Requirement: Make an exact copy of the listing below.

>> BEGIN Data

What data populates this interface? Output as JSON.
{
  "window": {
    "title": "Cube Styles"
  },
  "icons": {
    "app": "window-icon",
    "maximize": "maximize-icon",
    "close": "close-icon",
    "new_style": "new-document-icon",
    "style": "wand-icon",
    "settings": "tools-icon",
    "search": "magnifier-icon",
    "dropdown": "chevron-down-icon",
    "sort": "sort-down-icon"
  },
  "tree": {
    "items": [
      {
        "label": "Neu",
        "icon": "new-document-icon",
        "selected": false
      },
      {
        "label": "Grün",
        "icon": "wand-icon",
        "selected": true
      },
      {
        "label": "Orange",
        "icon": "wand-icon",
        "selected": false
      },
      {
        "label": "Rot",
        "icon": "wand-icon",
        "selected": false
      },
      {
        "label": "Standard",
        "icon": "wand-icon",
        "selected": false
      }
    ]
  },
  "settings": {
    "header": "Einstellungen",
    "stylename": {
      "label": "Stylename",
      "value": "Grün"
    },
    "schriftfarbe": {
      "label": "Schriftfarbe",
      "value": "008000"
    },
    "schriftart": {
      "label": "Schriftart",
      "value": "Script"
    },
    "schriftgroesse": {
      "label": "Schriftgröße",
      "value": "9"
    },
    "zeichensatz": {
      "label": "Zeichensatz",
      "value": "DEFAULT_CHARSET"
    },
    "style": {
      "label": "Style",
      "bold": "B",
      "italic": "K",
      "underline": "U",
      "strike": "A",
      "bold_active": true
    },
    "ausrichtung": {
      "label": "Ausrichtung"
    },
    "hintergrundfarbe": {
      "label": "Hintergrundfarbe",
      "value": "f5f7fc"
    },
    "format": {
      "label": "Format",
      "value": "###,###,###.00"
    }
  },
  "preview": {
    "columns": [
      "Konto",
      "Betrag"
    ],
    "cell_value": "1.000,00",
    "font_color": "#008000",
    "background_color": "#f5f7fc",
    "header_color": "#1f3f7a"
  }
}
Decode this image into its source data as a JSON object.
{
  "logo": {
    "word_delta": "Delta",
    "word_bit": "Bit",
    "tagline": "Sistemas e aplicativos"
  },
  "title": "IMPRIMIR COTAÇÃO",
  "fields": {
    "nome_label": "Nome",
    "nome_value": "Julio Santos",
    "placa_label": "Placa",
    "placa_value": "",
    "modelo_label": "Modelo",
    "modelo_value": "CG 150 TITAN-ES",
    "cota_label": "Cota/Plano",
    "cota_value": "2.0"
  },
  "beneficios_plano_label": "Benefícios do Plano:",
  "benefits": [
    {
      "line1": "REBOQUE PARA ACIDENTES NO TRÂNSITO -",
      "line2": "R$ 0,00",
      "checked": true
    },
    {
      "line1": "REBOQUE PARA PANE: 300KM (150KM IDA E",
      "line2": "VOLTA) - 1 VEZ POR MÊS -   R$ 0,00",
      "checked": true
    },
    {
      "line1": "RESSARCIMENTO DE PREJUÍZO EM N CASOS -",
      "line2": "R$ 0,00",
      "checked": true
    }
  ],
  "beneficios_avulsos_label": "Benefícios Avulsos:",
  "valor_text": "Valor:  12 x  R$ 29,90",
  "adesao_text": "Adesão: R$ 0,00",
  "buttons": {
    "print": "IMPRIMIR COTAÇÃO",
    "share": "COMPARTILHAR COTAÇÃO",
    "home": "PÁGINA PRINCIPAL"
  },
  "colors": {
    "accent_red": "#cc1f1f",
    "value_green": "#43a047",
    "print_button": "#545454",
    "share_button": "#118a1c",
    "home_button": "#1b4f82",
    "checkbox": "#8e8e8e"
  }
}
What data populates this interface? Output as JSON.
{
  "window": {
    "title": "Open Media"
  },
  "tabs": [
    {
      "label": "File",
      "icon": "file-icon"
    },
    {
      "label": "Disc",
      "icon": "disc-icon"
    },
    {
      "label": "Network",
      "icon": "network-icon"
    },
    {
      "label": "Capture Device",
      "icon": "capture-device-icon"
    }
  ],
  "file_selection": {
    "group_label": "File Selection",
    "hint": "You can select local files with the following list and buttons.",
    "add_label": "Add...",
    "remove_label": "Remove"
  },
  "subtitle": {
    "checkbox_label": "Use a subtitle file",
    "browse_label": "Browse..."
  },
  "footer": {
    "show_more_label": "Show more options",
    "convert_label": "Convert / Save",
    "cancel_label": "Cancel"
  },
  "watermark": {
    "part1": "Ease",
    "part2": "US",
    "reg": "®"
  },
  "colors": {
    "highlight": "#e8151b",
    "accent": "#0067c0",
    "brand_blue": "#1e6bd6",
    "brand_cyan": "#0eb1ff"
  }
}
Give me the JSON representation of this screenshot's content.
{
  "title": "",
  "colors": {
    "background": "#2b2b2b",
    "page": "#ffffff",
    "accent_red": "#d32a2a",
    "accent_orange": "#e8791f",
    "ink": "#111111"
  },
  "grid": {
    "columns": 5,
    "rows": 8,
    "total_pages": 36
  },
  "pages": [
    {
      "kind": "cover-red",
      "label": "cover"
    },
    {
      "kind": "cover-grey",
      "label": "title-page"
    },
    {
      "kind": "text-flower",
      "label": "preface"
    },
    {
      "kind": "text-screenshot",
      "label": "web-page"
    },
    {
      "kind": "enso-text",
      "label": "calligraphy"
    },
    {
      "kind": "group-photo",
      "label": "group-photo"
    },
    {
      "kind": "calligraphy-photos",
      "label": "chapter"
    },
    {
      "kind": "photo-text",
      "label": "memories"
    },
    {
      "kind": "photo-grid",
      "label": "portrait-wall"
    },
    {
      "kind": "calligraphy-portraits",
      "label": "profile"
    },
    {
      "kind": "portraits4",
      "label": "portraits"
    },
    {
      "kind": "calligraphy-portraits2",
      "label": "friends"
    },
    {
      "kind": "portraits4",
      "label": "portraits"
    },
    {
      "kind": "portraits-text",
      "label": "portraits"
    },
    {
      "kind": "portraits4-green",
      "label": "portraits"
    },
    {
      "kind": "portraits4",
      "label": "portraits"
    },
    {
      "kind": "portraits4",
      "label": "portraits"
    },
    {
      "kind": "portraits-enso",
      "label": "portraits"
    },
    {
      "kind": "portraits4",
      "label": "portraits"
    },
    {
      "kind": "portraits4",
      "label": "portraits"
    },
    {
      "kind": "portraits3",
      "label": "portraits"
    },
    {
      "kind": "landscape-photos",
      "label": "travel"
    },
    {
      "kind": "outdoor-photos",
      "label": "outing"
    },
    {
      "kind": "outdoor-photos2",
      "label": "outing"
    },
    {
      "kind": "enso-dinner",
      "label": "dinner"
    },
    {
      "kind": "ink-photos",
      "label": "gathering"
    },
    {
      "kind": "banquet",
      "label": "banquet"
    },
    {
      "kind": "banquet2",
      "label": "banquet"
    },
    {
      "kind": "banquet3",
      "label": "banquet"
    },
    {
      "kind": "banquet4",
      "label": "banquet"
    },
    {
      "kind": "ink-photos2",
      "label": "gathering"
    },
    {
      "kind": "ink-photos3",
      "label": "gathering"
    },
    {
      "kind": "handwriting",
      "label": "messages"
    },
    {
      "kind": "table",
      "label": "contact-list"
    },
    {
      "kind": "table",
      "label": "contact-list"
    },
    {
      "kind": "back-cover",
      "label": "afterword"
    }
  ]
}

>> END Data

Answer to this problem:
What data populates this interface? Output as JSON.
{
  "window": {
    "title": "Cube Styles"
  },
  "icons": {
    "app": "window-icon",
    "maximize": "maximize-icon",
    "close": "close-icon",
    "new_style": "new-document-icon",
    "style": "wand-icon",
    "settings": "tools-icon",
    "search": "magnifier-icon",
    "dropdown": "chevron-down-icon",
    "sort": "sort-down-icon"
  },
  "tree": {
    "items": [
      {
        "label": "Neu",
        "icon": "new-document-icon",
        "selected": false
      },
      {
        "label": "Grün",
        "icon": "wand-icon",
        "selected": true
      },
      {
        "label": "Orange",
        "icon": "wand-icon",
        "selected": false
      },
      {
        "label": "Rot",
        "icon": "wand-icon",
        "selected": false
      },
      {
        "label": "Standard",
        "icon": "wand-icon",
        "selected": false
      }
    ]
  },
  "settings": {
    "header": "Einstellungen",
    "stylename": {
      "label": "Stylename",
      "value": "Grün"
    },
    "schriftfarbe": {
      "label": "Schriftfarbe",
      "value": "008000"
    },
    "schriftart": {
      "label": "Schriftart",
      "value": "Script"
    },
    "schriftgroesse": {
      "label": "Schriftgröße",
      "value": "9"
    },
    "zeichensatz": {
      "label": "Zeichensatz",
      "value": "DEFAULT_CHARSET"
    },
    "style": {
      "label": "Style",
      "bold": "B",
      "italic": "K",
      "underline": "U",
      "strike": "A",
      "bold_active": true
    },
    "ausrichtung": {
      "label": "Ausrichtung"
    },
    "hintergrundfarbe": {
      "label": "Hintergrundfarbe",
      "value": "f5f7fc"
    },
    "format": {
      "label": "Format",
      "value": "###,###,###.00"
    }
  },
  "preview": {
    "columns": [
      "Konto",
      "Betrag"
    ],
    "cell_value": "1.000,00",
    "font_color": "#008000",
    "background_color": "#f5f7fc",
    "header_color": "#1f3f7a"
  }
}
Decode this image into its source data as a JSON object.
{
  "logo": {
    "word_delta": "Delta",
    "word_bit": "Bit",
    "tagline": "Sistemas e aplicativos"
  },
  "title": "IMPRIMIR COTAÇÃO",
  "fields": {
    "nome_label": "Nome",
    "nome_value": "Julio Santos",
    "placa_label": "Placa",
    "placa_value": "",
    "modelo_label": "Modelo",
    "modelo_value": "CG 150 TITAN-ES",
    "cota_label": "Cota/Plano",
    "cota_value": "2.0"
  },
  "beneficios_plano_label": "Benefícios do Plano:",
  "benefits": [
    {
      "line1": "REBOQUE PARA ACIDENTES NO TRÂNSITO -",
      "line2": "R$ 0,00",
      "checked": true
    },
    {
      "line1": "REBOQUE PARA PANE: 300KM (150KM IDA E",
      "line2": "VOLTA) - 1 VEZ POR MÊS -   R$ 0,00",
      "checked": true
    },
    {
      "line1": "RESSARCIMENTO DE PREJUÍZO EM N CASOS -",
      "line2": "R$ 0,00",
      "checked": true
    }
  ],
  "beneficios_avulsos_label": "Benefícios Avulsos:",
  "valor_text": "Valor:  12 x  R$ 29,90",
  "adesao_text": "Adesão: R$ 0,00",
  "buttons": {
    "print": "IMPRIMIR COTAÇÃO",
    "share": "COMPARTILHAR COTAÇÃO",
    "home": "PÁGINA PRINCIPAL"
  },
  "colors": {
    "accent_red": "#cc1f1f",
    "value_green": "#43a047",
    "print_button": "#545454",
    "share_button": "#118a1c",
    "home_button": "#1b4f82",
    "checkbox": "#8e8e8e"
  }
}
What data populates this interface? Output as JSON.
{
  "window": {
    "title": "Open Media"
  },
  "tabs": [
    {
      "label": "File",
      "icon": "file-icon"
    },
    {
      "label": "Disc",
      "icon": "disc-icon"
    },
    {
      "label": "Network",
      "icon": "network-icon"
    },
    {
      "label": "Capture Device",
      "icon": "capture-device-icon"
    }
  ],
  "file_selection": {
    "group_label": "File Selection",
    "hint": "You can select local files with the following list and buttons.",
    "add_label": "Add...",
    "remove_label": "Remove"
  },
  "subtitle": {
    "checkbox_label": "Use a subtitle file",
    "browse_label": "Browse..."
  },
  "footer": {
    "show_more_label": "Show more options",
    "convert_label": "Convert / Save",
    "cancel_label": "Cancel"
  },
  "watermark": {
    "part1": "Ease",
    "part2": "US",
    "reg": "®"
  },
  "colors": {
    "highlight": "#e8151b",
    "accent": "#0067c0",
    "brand_blue": "#1e6bd6",
    "brand_cyan": "#0eb1ff"
  }
}
Give me the JSON representation of this screenshot's content.
{
  "title": "",
  "colors": {
    "background": "#2b2b2b",
    "page": "#ffffff",
    "accent_red": "#d32a2a",
    "accent_orange": "#e8791f",
    "ink": "#111111"
  },
  "grid": {
    "columns": 5,
    "rows": 8,
    "total_pages": 36
  },
  "pages": [
    {
      "kind": "cover-red",
      "label": "cover"
    },
    {
      "kind": "cover-grey",
      "label": "title-page"
    },
    {
      "kind": "text-flower",
      "label": "preface"
    },
    {
      "kind": "text-screenshot",
      "label": "web-page"
    },
    {
      "kind": "enso-text",
      "label": "calligraphy"
    },
    {
      "kind": "group-photo",
      "label": "group-photo"
    },
    {
      "kind": "calligraphy-photos",
      "label": "chapter"
    },
    {
      "kind": "photo-text",
      "label": "memories"
    },
    {
      "kind": "photo-grid",
      "label": "portrait-wall"
    },
    {
      "kind": "calligraphy-portraits",
      "label": "profile"
    },
    {
      "kind": "portraits4",
      "label": "portraits"
    },
    {
      "kind": "calligraphy-portraits2",
      "label": "friends"
    },
    {
      "kind": "portraits4",
      "label": "portraits"
    },
    {
      "kind": "portraits-text",
      "label": "portraits"
    },
    {
      "kind": "portraits4-green",
      "label": "portraits"
    },
    {
      "kind": "portraits4",
      "label": "portraits"
    },
    {
      "kind": "portraits4",
      "label": "portraits"
    },
    {
      "kind": "portraits-enso",
      "label": "portraits"
    },
    {
      "kind": "portraits4",
      "label": "portraits"
    },
    {
      "kind": "portraits4",
      "label": "portraits"
    },
    {
      "kind": "portraits3",
      "label": "portraits"
    },
    {
      "kind": "landscape-photos",
      "label": "travel"
    },
    {
      "kind": "outdoor-photos",
      "label": "outing"
    },
    {
      "kind": "outdoor-photos2",
      "label": "outing"
    },
    {
      "kind": "enso-dinner",
      "label": "dinner"
    },
    {
      "kind": "ink-photos",
      "label": "gathering"
    },
    {
      "kind": "banquet",
      "label": "banquet"
    },
    {
      "kind": "banquet2",
      "label": "banquet"
    },
    {
      "kind": "banquet3",
      "label": "banquet"
    },
    {
      "kind": "banquet4",
      "label": "banquet"
    },
    {
      "kind": "ink-photos2",
      "label": "gathering"
    },
    {
      "kind": "ink-photos3",
      "label": "gathering"
    },
    {
      "kind": "handwriting",
      "label": "messages"
    },
    {
      "kind": "table",
      "label": "contact-list"
    },
    {
      "kind": "table",
      "label": "contact-list"
    },
    {
      "kind": "back-cover",
      "label": "afterword"
    }
  ]
}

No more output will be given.